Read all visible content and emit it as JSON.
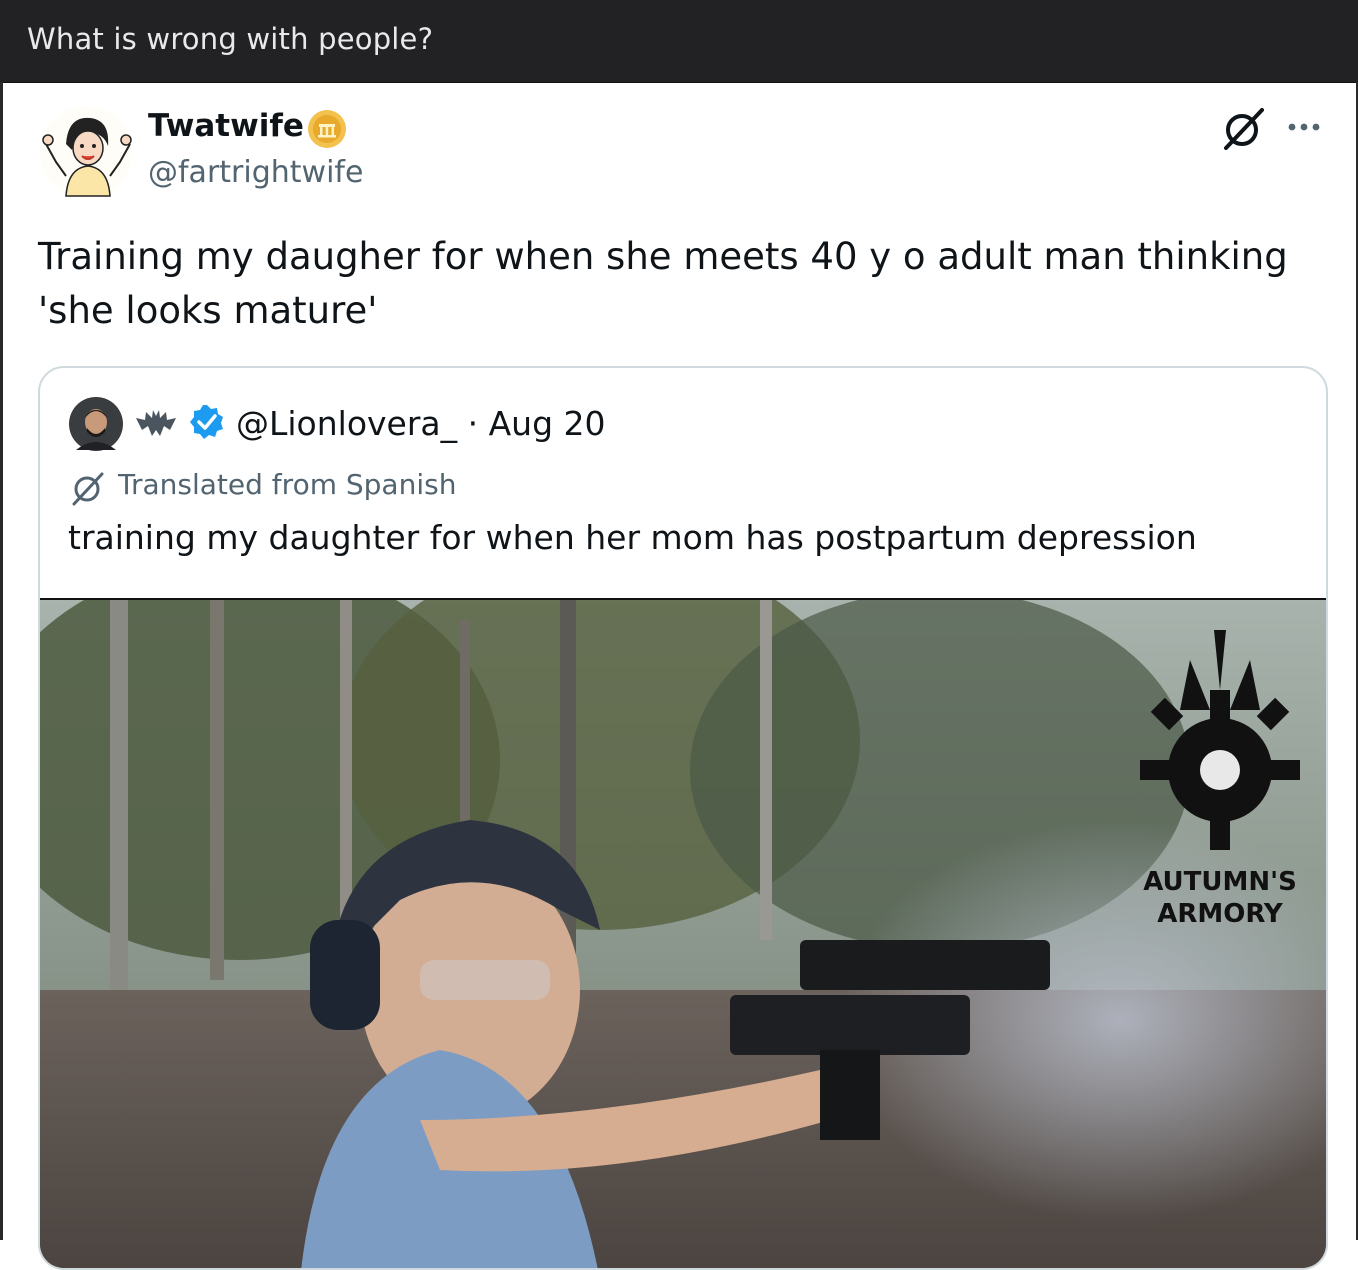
{
  "post": {
    "title": "What is wrong with people?"
  },
  "tweet": {
    "display_name": "Twatwife",
    "handle": "@fartrightwife",
    "text": "Training my daugher for when she meets 40 y o adult man thinking 'she looks mature'",
    "icons": {
      "avatar": "cartoon-woman-avatar",
      "badge": "gold-verified-badge",
      "grok": "grok-icon",
      "more": "more-dots-icon"
    }
  },
  "quoted_tweet": {
    "handle_and_date": "@Lionlovera_ · Aug 20",
    "translated_label": "Translated from Spanish",
    "text": "training my daughter for when her mom has postpartum depression",
    "media": {
      "description_icon": "video-thumbnail",
      "watermark_line1": "AUTUMN'S",
      "watermark_line2": "ARMORY"
    }
  },
  "colors": {
    "topbar": "#222224",
    "secondary_text": "#536471",
    "verified_blue": "#1d9bf0",
    "gold": "#e8b339",
    "border": "#cfd9de"
  }
}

## [Work to do]
Count the lines above that contain the word "when", and give only that number.

## [Exercise output]
2